Recorded data:
■ ■ ■

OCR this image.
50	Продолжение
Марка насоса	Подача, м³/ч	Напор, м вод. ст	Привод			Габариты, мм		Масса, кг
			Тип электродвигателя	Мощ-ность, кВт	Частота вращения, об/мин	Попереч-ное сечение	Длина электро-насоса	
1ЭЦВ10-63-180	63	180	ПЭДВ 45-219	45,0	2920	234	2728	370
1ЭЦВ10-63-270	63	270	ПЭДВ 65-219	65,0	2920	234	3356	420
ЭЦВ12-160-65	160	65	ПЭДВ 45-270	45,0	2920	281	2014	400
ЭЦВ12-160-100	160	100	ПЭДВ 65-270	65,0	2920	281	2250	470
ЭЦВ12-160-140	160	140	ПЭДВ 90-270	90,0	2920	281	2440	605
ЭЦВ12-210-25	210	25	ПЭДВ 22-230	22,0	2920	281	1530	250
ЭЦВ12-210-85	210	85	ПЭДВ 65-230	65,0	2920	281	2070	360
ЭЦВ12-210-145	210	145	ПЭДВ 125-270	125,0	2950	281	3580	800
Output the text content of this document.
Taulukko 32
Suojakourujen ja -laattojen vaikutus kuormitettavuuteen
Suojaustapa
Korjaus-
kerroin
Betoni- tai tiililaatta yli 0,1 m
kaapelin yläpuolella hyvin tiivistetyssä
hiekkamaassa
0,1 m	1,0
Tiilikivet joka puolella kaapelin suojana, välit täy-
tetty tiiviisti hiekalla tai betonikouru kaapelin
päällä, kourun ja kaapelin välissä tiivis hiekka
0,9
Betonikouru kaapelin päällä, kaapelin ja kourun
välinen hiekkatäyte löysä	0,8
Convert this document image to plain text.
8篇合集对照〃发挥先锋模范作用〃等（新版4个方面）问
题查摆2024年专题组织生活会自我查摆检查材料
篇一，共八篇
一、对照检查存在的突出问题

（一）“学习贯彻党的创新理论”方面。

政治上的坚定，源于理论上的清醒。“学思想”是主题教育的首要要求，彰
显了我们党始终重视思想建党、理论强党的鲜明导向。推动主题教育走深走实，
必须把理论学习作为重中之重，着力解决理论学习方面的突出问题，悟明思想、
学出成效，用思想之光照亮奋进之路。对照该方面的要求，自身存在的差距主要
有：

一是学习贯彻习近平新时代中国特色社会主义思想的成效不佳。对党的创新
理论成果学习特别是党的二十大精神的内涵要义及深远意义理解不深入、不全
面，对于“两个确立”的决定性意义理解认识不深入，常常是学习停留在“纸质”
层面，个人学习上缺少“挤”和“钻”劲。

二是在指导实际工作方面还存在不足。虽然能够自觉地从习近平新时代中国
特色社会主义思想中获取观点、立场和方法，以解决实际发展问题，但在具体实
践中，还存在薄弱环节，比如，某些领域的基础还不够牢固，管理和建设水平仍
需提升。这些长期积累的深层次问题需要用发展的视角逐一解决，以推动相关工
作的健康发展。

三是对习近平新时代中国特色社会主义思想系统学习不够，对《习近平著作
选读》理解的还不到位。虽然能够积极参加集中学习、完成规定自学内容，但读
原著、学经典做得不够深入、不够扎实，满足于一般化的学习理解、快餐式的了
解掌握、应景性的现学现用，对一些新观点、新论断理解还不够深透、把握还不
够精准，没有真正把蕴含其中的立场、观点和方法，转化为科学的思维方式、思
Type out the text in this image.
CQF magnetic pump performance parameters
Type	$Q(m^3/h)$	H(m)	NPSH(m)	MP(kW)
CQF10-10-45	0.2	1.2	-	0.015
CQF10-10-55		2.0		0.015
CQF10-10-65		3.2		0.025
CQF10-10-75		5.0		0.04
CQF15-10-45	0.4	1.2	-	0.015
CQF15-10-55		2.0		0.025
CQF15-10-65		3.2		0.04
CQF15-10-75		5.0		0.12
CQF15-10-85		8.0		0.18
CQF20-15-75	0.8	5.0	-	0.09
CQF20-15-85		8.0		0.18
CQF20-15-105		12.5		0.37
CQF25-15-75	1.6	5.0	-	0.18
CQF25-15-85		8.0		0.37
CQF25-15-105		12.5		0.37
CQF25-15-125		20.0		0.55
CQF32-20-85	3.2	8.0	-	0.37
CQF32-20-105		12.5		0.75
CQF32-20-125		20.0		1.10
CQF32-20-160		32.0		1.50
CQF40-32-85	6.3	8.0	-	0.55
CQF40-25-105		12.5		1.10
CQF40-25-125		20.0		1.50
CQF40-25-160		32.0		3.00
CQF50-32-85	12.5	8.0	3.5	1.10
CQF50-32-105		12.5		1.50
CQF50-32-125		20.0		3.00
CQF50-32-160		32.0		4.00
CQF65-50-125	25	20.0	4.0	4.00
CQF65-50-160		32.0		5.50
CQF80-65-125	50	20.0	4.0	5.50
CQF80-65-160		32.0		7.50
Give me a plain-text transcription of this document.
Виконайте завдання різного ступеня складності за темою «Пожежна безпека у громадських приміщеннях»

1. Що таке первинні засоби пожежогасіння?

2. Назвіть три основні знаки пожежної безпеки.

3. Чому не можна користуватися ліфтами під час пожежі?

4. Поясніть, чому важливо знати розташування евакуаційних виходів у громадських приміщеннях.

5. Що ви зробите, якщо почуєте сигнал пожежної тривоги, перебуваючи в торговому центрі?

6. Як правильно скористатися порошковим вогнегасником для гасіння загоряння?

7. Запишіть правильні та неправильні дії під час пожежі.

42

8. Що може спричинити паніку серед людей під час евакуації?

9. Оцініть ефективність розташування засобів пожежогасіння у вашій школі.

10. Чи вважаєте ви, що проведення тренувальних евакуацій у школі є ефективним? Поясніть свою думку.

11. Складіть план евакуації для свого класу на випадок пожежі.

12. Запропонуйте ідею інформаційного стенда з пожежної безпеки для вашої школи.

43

■ ■ ■

## Task prompt
Extract the complete listing verbatim.

## Response
OCR this image.
50	Продолжение
Марка насоса	Подача, м³/ч	Напор, м вод. ст	Привод			Габариты, мм		Масса, кг
			Тип электродвигателя	Мощ-ность, кВт	Частота вращения, об/мин	Попереч-ное сечение	Длина электро-насоса	
1ЭЦВ10-63-180	63	180	ПЭДВ 45-219	45,0	2920	234	2728	370
1ЭЦВ10-63-270	63	270	ПЭДВ 65-219	65,0	2920	234	3356	420
ЭЦВ12-160-65	160	65	ПЭДВ 45-270	45,0	2920	281	2014	400
ЭЦВ12-160-100	160	100	ПЭДВ 65-270	65,0	2920	281	2250	470
ЭЦВ12-160-140	160	140	ПЭДВ 90-270	90,0	2920	281	2440	605
ЭЦВ12-210-25	210	25	ПЭДВ 22-230	22,0	2920	281	1530	250
ЭЦВ12-210-85	210	85	ПЭДВ 65-230	65,0	2920	281	2070	360
ЭЦВ12-210-145	210	145	ПЭДВ 125-270	125,0	2950	281	3580	800
Output the text content of this document.
Taulukko 32
Suojakourujen ja -laattojen vaikutus kuormitettavuuteen
Suojaustapa
Korjaus-
kerroin
Betoni- tai tiililaatta yli 0,1 m
kaapelin yläpuolella hyvin tiivistetyssä
hiekkamaassa
0,1 m	1,0
Tiilikivet joka puolella kaapelin suojana, välit täy-
tetty tiiviisti hiekalla tai betonikouru kaapelin
päällä, kourun ja kaapelin välissä tiivis hiekka
0,9
Betonikouru kaapelin päällä, kaapelin ja kourun
välinen hiekkatäyte löysä	0,8
Convert this document image to plain text.
8篇合集对照〃发挥先锋模范作用〃等（新版4个方面）问
题查摆2024年专题组织生活会自我查摆检查材料
篇一，共八篇
一、对照检查存在的突出问题

（一）“学习贯彻党的创新理论”方面。

政治上的坚定，源于理论上的清醒。“学思想”是主题教育的首要要求，彰
显了我们党始终重视思想建党、理论强党的鲜明导向。推动主题教育走深走实，
必须把理论学习作为重中之重，着力解决理论学习方面的突出问题，悟明思想、
学出成效，用思想之光照亮奋进之路。对照该方面的要求，自身存在的差距主要
有：

一是学习贯彻习近平新时代中国特色社会主义思想的成效不佳。对党的创新
理论成果学习特别是党的二十大精神的内涵要义及深远意义理解不深入、不全
面，对于“两个确立”的决定性意义理解认识不深入，常常是学习停留在“纸质”
层面，个人学习上缺少“挤”和“钻”劲。

二是在指导实际工作方面还存在不足。虽然能够自觉地从习近平新时代中国
特色社会主义思想中获取观点、立场和方法，以解决实际发展问题，但在具体实
践中，还存在薄弱环节，比如，某些领域的基础还不够牢固，管理和建设水平仍
需提升。这些长期积累的深层次问题需要用发展的视角逐一解决，以推动相关工
作的健康发展。

三是对习近平新时代中国特色社会主义思想系统学习不够，对《习近平著作
选读》理解的还不到位。虽然能够积极参加集中学习、完成规定自学内容，但读
原著、学经典做得不够深入、不够扎实，满足于一般化的学习理解、快餐式的了
解掌握、应景性的现学现用，对一些新观点、新论断理解还不够深透、把握还不
够精准，没有真正把蕴含其中的立场、观点和方法，转化为科学的思维方式、思
Type out the text in this image.
CQF magnetic pump performance parameters
Type	$Q(m^3/h)$	H(m)	NPSH(m)	MP(kW)
CQF10-10-45	0.2	1.2	-	0.015
CQF10-10-55		2.0		0.015
CQF10-10-65		3.2		0.025
CQF10-10-75		5.0		0.04
CQF15-10-45	0.4	1.2	-	0.015
CQF15-10-55		2.0		0.025
CQF15-10-65		3.2		0.04
CQF15-10-75		5.0		0.12
CQF15-10-85		8.0		0.18
CQF20-15-75	0.8	5.0	-	0.09
CQF20-15-85		8.0		0.18
CQF20-15-105		12.5		0.37
CQF25-15-75	1.6	5.0	-	0.18
CQF25-15-85		8.0		0.37
CQF25-15-105		12.5		0.37
CQF25-15-125		20.0		0.55
CQF32-20-85	3.2	8.0	-	0.37
CQF32-20-105		12.5		0.75
CQF32-20-125		20.0		1.10
CQF32-20-160		32.0		1.50
CQF40-32-85	6.3	8.0	-	0.55
CQF40-25-105		12.5		1.10
CQF40-25-125		20.0		1.50
CQF40-25-160		32.0		3.00
CQF50-32-85	12.5	8.0	3.5	1.10
CQF50-32-105		12.5		1.50
CQF50-32-125		20.0		3.00
CQF50-32-160		32.0		4.00
CQF65-50-125	25	20.0	4.0	4.00
CQF65-50-160		32.0		5.50
CQF80-65-125	50	20.0	4.0	5.50
CQF80-65-160		32.0		7.50
Give me a plain-text transcription of this document.
Виконайте завдання різного ступеня складності за темою «Пожежна безпека у громадських приміщеннях»

1. Що таке первинні засоби пожежогасіння?

2. Назвіть три основні знаки пожежної безпеки.

3. Чому не можна користуватися ліфтами під час пожежі?

4. Поясніть, чому важливо знати розташування евакуаційних виходів у громадських приміщеннях.

5. Що ви зробите, якщо почуєте сигнал пожежної тривоги, перебуваючи в торговому центрі?

6. Як правильно скористатися порошковим вогнегасником для гасіння загоряння?

7. Запишіть правильні та неправильні дії під час пожежі.

42

8. Що може спричинити паніку серед людей під час евакуації?

9. Оцініть ефективність розташування засобів пожежогасіння у вашій школі.

10. Чи вважаєте ви, що проведення тренувальних евакуацій у школі є ефективним? Поясніть свою думку.

11. Складіть план евакуації для свого класу на випадок пожежі.

12. Запропонуйте ідею інформаційного стенда з пожежної безпеки для вашої школи.

43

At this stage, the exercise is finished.